> **The task**
Find the word "this" in the material below and gather every line that contains it.
## Start Supplied data
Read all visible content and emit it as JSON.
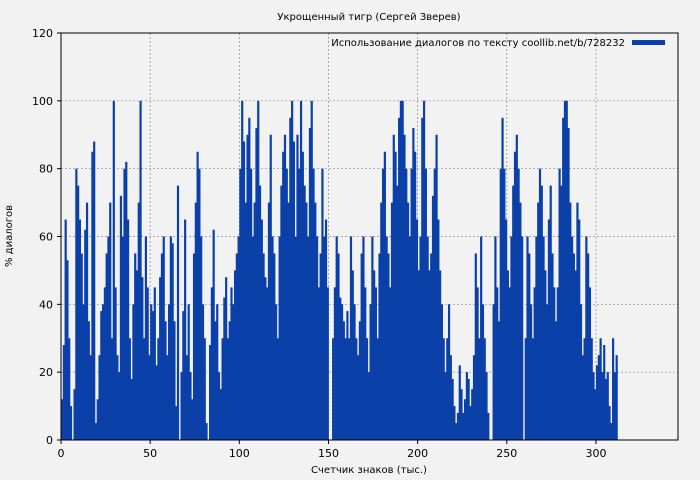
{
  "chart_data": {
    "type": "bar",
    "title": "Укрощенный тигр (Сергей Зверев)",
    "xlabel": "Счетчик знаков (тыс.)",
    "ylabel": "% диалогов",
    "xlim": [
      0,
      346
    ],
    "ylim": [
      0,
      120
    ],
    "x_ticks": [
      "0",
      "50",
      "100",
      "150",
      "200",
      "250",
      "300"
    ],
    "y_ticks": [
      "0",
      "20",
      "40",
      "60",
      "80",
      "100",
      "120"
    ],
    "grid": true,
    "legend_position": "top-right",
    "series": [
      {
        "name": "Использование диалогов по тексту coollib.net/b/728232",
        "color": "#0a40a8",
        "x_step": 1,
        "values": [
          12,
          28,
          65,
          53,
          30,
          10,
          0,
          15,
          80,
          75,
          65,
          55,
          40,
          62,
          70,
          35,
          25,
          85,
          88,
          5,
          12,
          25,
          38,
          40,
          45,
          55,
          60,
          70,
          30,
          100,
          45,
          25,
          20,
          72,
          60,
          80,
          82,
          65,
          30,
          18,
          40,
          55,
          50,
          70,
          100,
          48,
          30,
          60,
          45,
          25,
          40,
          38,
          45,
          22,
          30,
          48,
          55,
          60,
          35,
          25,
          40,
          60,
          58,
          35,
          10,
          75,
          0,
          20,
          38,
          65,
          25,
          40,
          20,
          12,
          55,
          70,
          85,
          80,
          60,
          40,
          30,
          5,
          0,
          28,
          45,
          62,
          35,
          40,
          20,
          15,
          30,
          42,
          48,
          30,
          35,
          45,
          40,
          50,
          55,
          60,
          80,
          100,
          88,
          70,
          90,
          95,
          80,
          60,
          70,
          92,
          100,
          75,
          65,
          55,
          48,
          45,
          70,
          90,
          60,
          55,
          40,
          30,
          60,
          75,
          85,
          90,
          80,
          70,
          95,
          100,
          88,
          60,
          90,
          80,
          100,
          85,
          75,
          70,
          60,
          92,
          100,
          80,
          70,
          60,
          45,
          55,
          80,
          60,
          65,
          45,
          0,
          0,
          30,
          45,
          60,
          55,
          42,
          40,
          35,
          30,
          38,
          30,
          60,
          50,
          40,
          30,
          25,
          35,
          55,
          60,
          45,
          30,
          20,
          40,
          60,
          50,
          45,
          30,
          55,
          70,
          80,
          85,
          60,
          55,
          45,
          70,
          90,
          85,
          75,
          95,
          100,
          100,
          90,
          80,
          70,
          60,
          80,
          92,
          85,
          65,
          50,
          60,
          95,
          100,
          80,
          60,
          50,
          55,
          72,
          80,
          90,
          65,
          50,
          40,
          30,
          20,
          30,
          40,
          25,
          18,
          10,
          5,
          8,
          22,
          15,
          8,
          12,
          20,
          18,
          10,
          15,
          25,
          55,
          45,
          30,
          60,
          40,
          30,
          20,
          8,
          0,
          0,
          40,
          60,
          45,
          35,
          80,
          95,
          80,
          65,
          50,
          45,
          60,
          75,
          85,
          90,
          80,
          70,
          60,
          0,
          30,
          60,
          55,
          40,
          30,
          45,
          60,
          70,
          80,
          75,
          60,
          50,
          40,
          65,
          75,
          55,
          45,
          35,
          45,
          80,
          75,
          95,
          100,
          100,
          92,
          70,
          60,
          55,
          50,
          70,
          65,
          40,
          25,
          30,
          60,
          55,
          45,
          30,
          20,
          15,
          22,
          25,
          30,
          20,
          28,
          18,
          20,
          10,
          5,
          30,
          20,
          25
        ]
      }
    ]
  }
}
## End Supplied data
## Start Supplied data
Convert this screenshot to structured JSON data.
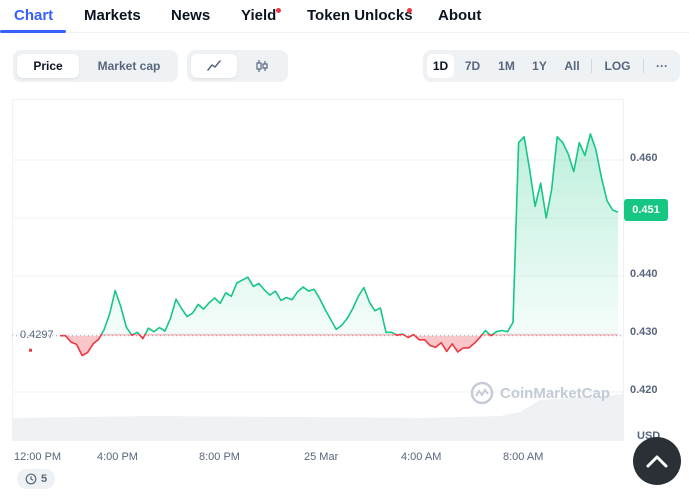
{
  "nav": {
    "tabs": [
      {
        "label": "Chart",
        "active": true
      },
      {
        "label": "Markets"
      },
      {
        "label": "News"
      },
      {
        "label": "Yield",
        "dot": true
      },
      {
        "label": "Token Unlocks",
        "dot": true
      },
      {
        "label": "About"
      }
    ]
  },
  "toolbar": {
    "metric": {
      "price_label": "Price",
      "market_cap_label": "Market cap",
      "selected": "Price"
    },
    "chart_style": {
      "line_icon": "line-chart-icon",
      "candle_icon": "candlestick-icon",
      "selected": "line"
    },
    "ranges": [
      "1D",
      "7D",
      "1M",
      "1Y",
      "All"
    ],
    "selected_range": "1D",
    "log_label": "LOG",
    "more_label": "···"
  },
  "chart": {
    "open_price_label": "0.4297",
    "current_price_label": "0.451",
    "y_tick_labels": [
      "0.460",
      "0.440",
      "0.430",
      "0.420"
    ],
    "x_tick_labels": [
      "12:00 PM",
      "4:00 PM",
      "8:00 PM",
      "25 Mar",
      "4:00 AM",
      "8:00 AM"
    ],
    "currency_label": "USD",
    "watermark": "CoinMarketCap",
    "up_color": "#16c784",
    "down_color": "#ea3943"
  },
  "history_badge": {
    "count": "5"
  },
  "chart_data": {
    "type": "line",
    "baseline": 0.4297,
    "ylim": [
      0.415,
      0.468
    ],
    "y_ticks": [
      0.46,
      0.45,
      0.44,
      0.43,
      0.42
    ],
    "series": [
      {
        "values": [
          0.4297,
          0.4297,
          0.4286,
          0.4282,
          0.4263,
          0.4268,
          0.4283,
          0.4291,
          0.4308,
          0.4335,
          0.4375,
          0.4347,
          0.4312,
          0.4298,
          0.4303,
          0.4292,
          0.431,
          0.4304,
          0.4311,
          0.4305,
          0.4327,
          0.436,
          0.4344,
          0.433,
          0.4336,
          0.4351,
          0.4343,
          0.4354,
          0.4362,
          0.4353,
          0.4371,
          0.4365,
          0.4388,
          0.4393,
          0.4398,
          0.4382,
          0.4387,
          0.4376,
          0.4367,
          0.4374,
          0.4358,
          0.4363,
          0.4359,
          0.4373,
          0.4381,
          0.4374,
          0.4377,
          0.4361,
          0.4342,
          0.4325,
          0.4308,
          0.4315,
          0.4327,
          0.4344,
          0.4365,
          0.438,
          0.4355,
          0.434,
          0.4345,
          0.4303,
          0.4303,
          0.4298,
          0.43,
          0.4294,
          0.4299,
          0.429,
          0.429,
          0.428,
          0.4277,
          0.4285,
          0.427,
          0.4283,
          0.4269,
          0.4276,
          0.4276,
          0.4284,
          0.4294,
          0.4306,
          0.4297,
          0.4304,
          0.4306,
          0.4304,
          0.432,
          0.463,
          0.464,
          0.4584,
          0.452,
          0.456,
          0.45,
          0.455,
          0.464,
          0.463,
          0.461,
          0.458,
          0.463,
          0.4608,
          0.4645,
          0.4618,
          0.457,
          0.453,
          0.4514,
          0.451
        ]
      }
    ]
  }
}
## End Supplied data
## Start Supplied data
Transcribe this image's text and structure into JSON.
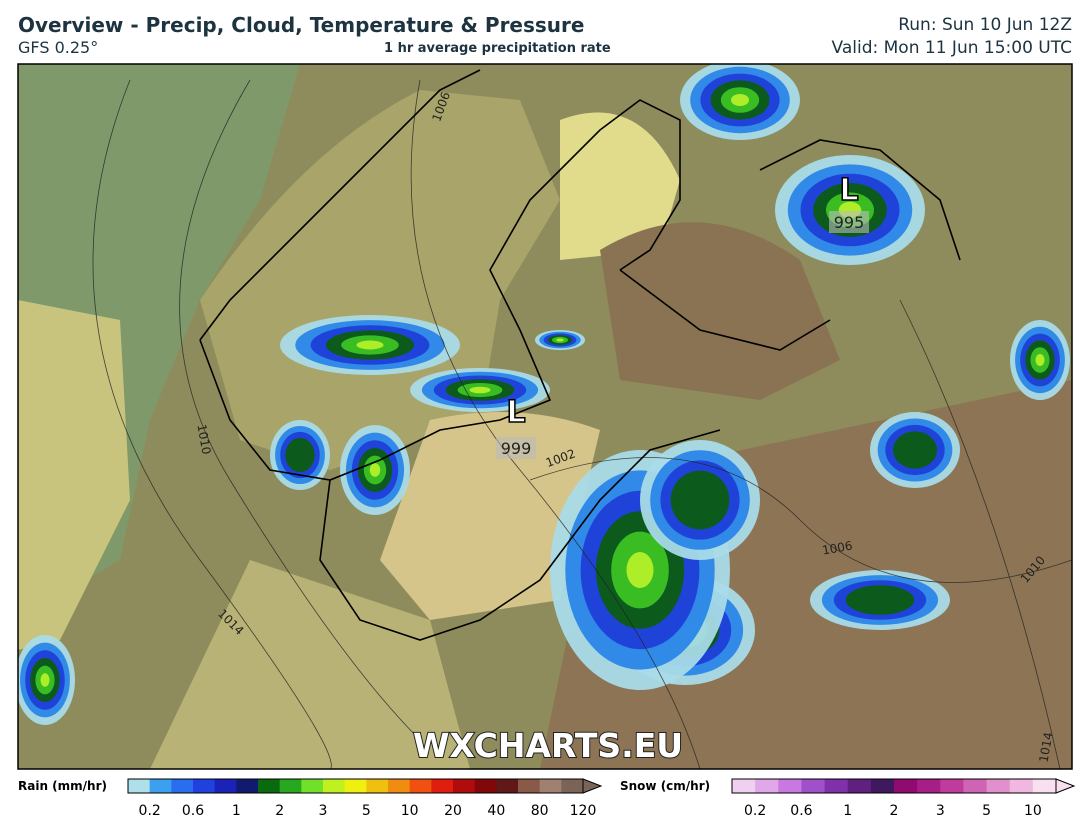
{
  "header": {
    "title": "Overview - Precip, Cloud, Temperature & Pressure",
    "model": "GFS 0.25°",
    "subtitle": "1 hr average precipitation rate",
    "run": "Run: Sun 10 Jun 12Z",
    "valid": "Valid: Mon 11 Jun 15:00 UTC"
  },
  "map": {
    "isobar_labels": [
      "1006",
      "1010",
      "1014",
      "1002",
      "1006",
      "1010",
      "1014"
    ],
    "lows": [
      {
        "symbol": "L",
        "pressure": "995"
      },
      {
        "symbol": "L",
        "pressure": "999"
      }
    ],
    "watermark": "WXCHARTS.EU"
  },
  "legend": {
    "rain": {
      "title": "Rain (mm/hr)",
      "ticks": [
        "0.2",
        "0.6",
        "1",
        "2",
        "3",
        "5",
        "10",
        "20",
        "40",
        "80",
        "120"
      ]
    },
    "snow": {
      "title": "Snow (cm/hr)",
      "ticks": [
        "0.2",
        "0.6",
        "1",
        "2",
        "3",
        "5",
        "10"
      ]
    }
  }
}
## End Supplied data
> **Final result**
Convert this screenshot to structured JSON data.
Transcribe this image's text and structure into JSON.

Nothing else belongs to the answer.